● Information given
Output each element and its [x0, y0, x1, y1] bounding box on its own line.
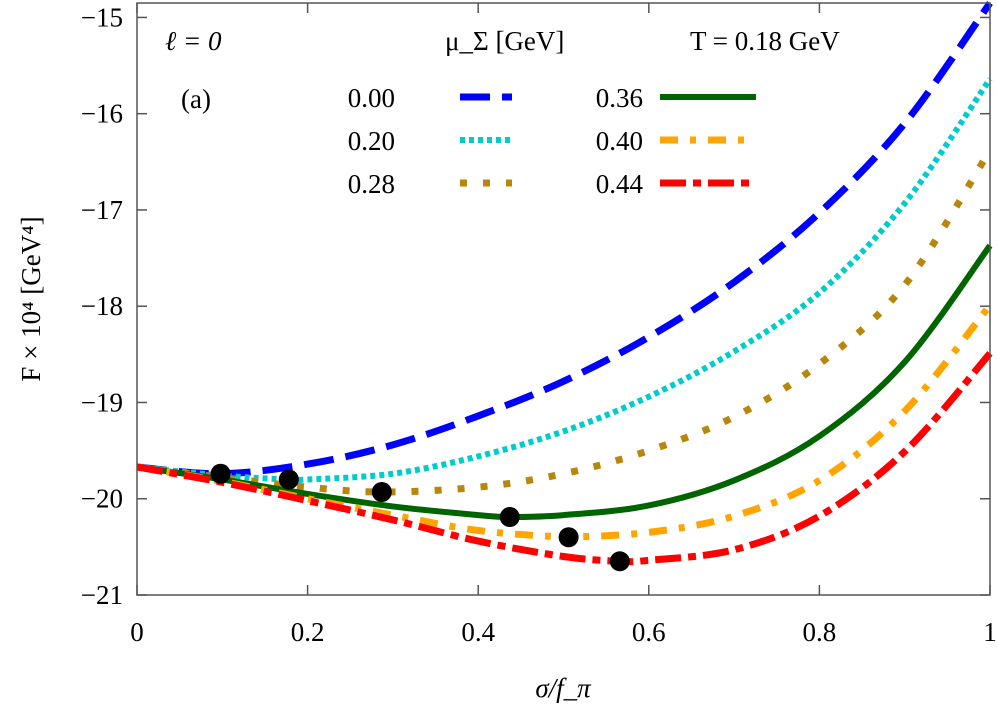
- legend-label: 0.40: [596, 126, 643, 156]
- annotation-temperature: T = 0.18 GeV: [690, 26, 840, 56]
- x-tick-label: 0: [130, 617, 144, 647]
- y-tick-label: −16: [81, 99, 123, 129]
- curves: [136, 0, 993, 566]
- minimum-point-0.20: [278, 469, 299, 490]
- y-tick-label: −21: [81, 580, 123, 610]
- y-tick-label: −17: [81, 195, 123, 225]
- x-ticks: 0 0.2 0.4 0.6 0.8 1: [130, 3, 997, 647]
- legend-label: 0.00: [348, 83, 395, 113]
- y-ticks: −21 −20 −19 −18 −17 −16 −15: [81, 2, 990, 610]
- x-tick-label: 0.6: [632, 617, 666, 647]
- annotation-panel: (a): [181, 84, 211, 114]
- legend-label: 0.20: [348, 126, 395, 156]
- series-line-0.00: [136, 0, 993, 478]
- x-tick-label: 0.4: [461, 617, 495, 647]
- y-tick-label: −19: [81, 387, 123, 417]
- x-axis-label: σ/f_π: [535, 673, 592, 703]
- minimum-point-0.28: [371, 482, 392, 503]
- legend-label: 0.28: [348, 169, 395, 199]
- series-line-0.28: [136, 148, 993, 496]
- annotation-ell: ℓ = 0: [165, 26, 222, 56]
- series-line-0.20: [136, 77, 993, 484]
- x-tick-label: 0.2: [291, 617, 325, 647]
- y-tick-label: −18: [81, 291, 123, 321]
- series-line-0.40: [136, 303, 993, 542]
- minimum-point-0.36: [499, 507, 520, 528]
- y-tick-label: −20: [81, 484, 123, 514]
- plot-frame: [136, 2, 991, 596]
- legend-title: μ_Σ [GeV]: [445, 26, 564, 56]
- x-tick-label: 1: [983, 617, 997, 647]
- minimum-point-0.44: [609, 551, 630, 572]
- minimum-point-0.40: [558, 527, 579, 548]
- legend: 0.00 0.20 0.28 0.36 0.40 0.44: [348, 83, 756, 199]
- series-line-0.36: [136, 243, 993, 521]
- minimum-points: [210, 463, 630, 572]
- x-tick-label: 0.8: [803, 617, 837, 647]
- legend-label: 0.44: [596, 169, 644, 199]
- legend-label: 0.36: [596, 83, 643, 113]
- minimum-point-0.00: [210, 463, 231, 484]
- y-axis-label: F × 10⁴ [GeV⁴]: [16, 216, 46, 381]
- y-tick-label: −15: [81, 2, 123, 32]
- series-line-0.44: [136, 351, 993, 566]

● Requirements
How many lines in the entries above contain the string "annotation"? Give only the number.

● Full output
3